= BRIEF =
Turn the lines of every record into a numbered list, omitting any blank lines.
** START SUPPLIED DATA **
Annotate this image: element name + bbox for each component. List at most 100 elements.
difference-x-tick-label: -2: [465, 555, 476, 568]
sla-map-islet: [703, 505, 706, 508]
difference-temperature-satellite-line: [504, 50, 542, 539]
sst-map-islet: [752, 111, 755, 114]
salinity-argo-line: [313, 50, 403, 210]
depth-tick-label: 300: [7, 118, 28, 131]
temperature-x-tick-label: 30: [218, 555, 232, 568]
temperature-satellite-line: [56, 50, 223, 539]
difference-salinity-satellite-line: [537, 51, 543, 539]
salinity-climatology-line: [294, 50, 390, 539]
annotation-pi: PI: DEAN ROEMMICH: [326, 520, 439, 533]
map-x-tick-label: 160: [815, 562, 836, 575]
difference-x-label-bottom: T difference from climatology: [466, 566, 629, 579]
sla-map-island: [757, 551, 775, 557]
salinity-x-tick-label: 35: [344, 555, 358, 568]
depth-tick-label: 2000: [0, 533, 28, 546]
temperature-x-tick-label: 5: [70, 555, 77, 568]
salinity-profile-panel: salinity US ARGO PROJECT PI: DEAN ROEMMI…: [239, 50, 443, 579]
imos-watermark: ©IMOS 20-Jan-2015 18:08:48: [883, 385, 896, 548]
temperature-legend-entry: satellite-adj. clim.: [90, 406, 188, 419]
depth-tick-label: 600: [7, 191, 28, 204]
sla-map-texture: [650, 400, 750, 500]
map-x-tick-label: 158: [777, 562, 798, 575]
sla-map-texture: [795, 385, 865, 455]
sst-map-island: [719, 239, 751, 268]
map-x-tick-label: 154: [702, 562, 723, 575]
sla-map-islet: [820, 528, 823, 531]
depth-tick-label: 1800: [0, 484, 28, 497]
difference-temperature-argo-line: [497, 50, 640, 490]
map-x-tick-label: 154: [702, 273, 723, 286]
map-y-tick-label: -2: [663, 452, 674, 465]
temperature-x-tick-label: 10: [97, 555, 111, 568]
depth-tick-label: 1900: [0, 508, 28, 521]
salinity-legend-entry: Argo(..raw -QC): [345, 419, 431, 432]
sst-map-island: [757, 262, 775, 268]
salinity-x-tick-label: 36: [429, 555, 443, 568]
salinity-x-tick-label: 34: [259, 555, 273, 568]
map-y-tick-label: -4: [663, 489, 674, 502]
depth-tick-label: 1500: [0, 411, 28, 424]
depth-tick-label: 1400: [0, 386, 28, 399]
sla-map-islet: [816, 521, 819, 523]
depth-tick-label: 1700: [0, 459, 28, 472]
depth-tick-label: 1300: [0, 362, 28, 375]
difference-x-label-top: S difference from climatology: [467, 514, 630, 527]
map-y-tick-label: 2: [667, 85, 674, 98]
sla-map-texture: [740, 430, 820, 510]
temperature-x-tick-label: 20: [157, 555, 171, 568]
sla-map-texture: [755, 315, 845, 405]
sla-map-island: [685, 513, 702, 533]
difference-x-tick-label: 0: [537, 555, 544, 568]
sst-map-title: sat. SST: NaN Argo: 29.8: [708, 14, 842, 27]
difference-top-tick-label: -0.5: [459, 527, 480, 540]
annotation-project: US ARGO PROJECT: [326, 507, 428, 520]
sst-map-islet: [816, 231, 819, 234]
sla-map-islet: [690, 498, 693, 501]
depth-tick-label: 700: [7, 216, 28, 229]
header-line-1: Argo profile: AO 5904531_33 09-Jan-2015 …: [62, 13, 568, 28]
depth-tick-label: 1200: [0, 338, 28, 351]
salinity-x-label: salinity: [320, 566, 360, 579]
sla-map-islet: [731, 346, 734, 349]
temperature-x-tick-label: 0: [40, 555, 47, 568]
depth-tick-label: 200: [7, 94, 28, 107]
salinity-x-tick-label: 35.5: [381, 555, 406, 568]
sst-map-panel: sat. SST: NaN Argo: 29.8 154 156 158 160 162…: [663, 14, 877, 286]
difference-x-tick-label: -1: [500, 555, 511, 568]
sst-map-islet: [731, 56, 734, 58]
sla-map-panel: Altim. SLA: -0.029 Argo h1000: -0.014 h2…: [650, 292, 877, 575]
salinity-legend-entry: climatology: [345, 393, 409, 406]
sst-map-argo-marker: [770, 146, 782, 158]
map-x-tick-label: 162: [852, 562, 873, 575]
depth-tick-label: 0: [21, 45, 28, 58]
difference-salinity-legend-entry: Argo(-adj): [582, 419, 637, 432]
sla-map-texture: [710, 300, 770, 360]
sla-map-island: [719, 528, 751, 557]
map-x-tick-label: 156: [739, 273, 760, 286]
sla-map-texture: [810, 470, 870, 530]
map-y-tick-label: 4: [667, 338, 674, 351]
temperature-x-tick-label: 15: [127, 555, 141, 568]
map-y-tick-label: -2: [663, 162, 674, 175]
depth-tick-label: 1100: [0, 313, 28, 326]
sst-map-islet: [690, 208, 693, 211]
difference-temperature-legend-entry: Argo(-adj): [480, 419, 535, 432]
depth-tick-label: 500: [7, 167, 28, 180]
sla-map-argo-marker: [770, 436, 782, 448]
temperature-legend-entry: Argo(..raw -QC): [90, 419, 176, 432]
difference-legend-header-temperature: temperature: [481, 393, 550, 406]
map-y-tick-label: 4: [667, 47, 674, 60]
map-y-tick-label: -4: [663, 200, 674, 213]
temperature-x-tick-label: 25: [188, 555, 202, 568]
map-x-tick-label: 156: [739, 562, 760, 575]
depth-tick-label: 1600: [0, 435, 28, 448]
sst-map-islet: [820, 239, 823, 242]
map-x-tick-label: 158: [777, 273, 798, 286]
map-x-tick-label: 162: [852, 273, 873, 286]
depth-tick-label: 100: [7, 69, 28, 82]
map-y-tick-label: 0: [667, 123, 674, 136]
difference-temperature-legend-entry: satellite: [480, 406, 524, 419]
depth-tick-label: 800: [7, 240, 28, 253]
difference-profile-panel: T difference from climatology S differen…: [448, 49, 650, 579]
** END SUPPLIED DATA **
= ANSWER FOR THE TASK =
1. Annotate this image: element name + bbox for each component. List at most 100 elements.
2. difference-x-tick-label: -2: [465, 555, 476, 568]
3. sla-map-islet: [703, 505, 706, 508]
4. difference-temperature-satellite-line: [504, 50, 542, 539]
5. sst-map-islet: [752, 111, 755, 114]
6. salinity-argo-line: [313, 50, 403, 210]
7. depth-tick-label: 300: [7, 118, 28, 131]
8. temperature-x-tick-label: 30: [218, 555, 232, 568]
9. temperature-satellite-line: [56, 50, 223, 539]
10. difference-salinity-satellite-line: [537, 51, 543, 539]
11. salinity-climatology-line: [294, 50, 390, 539]
12. annotation-pi: PI: DEAN ROEMMICH: [326, 520, 439, 533]
13. map-x-tick-label: 160: [815, 562, 836, 575]
14. difference-x-label-bottom: T difference from climatology: [466, 566, 629, 579]
15. sla-map-island: [757, 551, 775, 557]
16. salinity-x-tick-label: 35: [344, 555, 358, 568]
17. depth-tick-label: 2000: [0, 533, 28, 546]
18. temperature-x-tick-label: 5: [70, 555, 77, 568]
19. salinity-profile-panel: salinity US ARGO PROJECT PI: DEAN ROEMMI…: [239, 50, 443, 579]
20. imos-watermark: ©IMOS 20-Jan-2015 18:08:48: [883, 385, 896, 548]
21. temperature-legend-entry: satellite-adj. clim.: [90, 406, 188, 419]
22. depth-tick-label: 600: [7, 191, 28, 204]
23. sla-map-texture: [650, 400, 750, 500]
24. map-x-tick-label: 158: [777, 562, 798, 575]
25. sla-map-texture: [795, 385, 865, 455]
26. sst-map-island: [719, 239, 751, 268]
27. map-x-tick-label: 154: [702, 562, 723, 575]
28. sla-map-islet: [820, 528, 823, 531]
29. depth-tick-label: 1800: [0, 484, 28, 497]
30. difference-temperature-argo-line: [497, 50, 640, 490]
31. map-x-tick-label: 154: [702, 273, 723, 286]
32. map-y-tick-label: -2: [663, 452, 674, 465]
33. temperature-x-tick-label: 10: [97, 555, 111, 568]
34. depth-tick-label: 1900: [0, 508, 28, 521]
35. salinity-legend-entry: Argo(..raw -QC): [345, 419, 431, 432]
36. sst-map-island: [757, 262, 775, 268]
37. salinity-x-tick-label: 36: [429, 555, 443, 568]
38. salinity-x-tick-label: 34: [259, 555, 273, 568]
39. map-y-tick-label: -4: [663, 489, 674, 502]
40. depth-tick-label: 1500: [0, 411, 28, 424]
41. depth-tick-label: 1400: [0, 386, 28, 399]
42. sla-map-islet: [816, 521, 819, 523]
43. depth-tick-label: 1700: [0, 459, 28, 472]
44. depth-tick-label: 1300: [0, 362, 28, 375]
45. difference-x-label-top: S difference from climatology: [467, 514, 630, 527]
46. map-y-tick-label: 2: [667, 85, 674, 98]
47. sla-map-texture: [740, 430, 820, 510]
48. temperature-x-tick-label: 20: [157, 555, 171, 568]
49. sla-map-texture: [755, 315, 845, 405]
50. sla-map-island: [685, 513, 702, 533]
51. difference-x-tick-label: 0: [537, 555, 544, 568]
52. sst-map-title: sat. SST: NaN Argo: 29.8: [708, 14, 842, 27]
53. difference-top-tick-label: -0.5: [459, 527, 480, 540]
54. annotation-project: US ARGO PROJECT: [326, 507, 428, 520]
55. sst-map-islet: [816, 231, 819, 234]
56. sla-map-islet: [690, 498, 693, 501]
57. depth-tick-label: 700: [7, 216, 28, 229]
58. header-line-1: Argo profile: AO 5904531_33 09-Jan-2015 …: [62, 13, 568, 28]
59. depth-tick-label: 1200: [0, 338, 28, 351]
60. salinity-x-label: salinity: [320, 566, 360, 579]
61. sla-map-islet: [731, 346, 734, 349]
62. temperature-x-tick-label: 0: [40, 555, 47, 568]
63. depth-tick-label: 200: [7, 94, 28, 107]
64. salinity-x-tick-label: 35.5: [381, 555, 406, 568]
65. sst-map-panel: sat. SST: NaN Argo: 29.8 154 156 158 160 162…: [663, 14, 877, 286]
66. difference-x-tick-label: -1: [500, 555, 511, 568]
67. sst-map-islet: [731, 56, 734, 58]
68. sla-map-panel: Altim. SLA: -0.029 Argo h1000: -0.014 h2…: [650, 292, 877, 575]
69. salinity-legend-entry: climatology: [345, 393, 409, 406]
70. sst-map-argo-marker: [770, 146, 782, 158]
71. map-x-tick-label: 162: [852, 562, 873, 575]
72. depth-tick-label: 0: [21, 45, 28, 58]
73. difference-salinity-legend-entry: Argo(-adj): [582, 419, 637, 432]
74. sla-map-texture: [710, 300, 770, 360]
75. sla-map-island: [719, 528, 751, 557]
76. map-x-tick-label: 156: [739, 273, 760, 286]
77. sla-map-texture: [810, 470, 870, 530]
78. map-y-tick-label: 4: [667, 338, 674, 351]
79. temperature-x-tick-label: 15: [127, 555, 141, 568]
80. map-y-tick-label: -2: [663, 162, 674, 175]
81. depth-tick-label: 1100: [0, 313, 28, 326]
82. sst-map-islet: [690, 208, 693, 211]
83. difference-temperature-legend-entry: Argo(-adj): [480, 419, 535, 432]
84. depth-tick-label: 500: [7, 167, 28, 180]
85. sla-map-argo-marker: [770, 436, 782, 448]
86. temperature-legend-entry: Argo(..raw -QC): [90, 419, 176, 432]
87. difference-legend-header-temperature: temperature: [481, 393, 550, 406]
88. map-y-tick-label: 4: [667, 47, 674, 60]
89. map-y-tick-label: -4: [663, 200, 674, 213]
90. temperature-x-tick-label: 25: [188, 555, 202, 568]
91. map-x-tick-label: 156: [739, 562, 760, 575]
92. depth-tick-label: 1600: [0, 435, 28, 448]
93. sst-map-islet: [820, 239, 823, 242]
94. map-x-tick-label: 158: [777, 273, 798, 286]
95. map-x-tick-label: 162: [852, 273, 873, 286]
96. depth-tick-label: 100: [7, 69, 28, 82]
97. map-y-tick-label: 0: [667, 123, 674, 136]
98. difference-temperature-legend-entry: satellite: [480, 406, 524, 419]
99. depth-tick-label: 800: [7, 240, 28, 253]
100. difference-profile-panel: T difference from climatology S differen…: [448, 49, 650, 579]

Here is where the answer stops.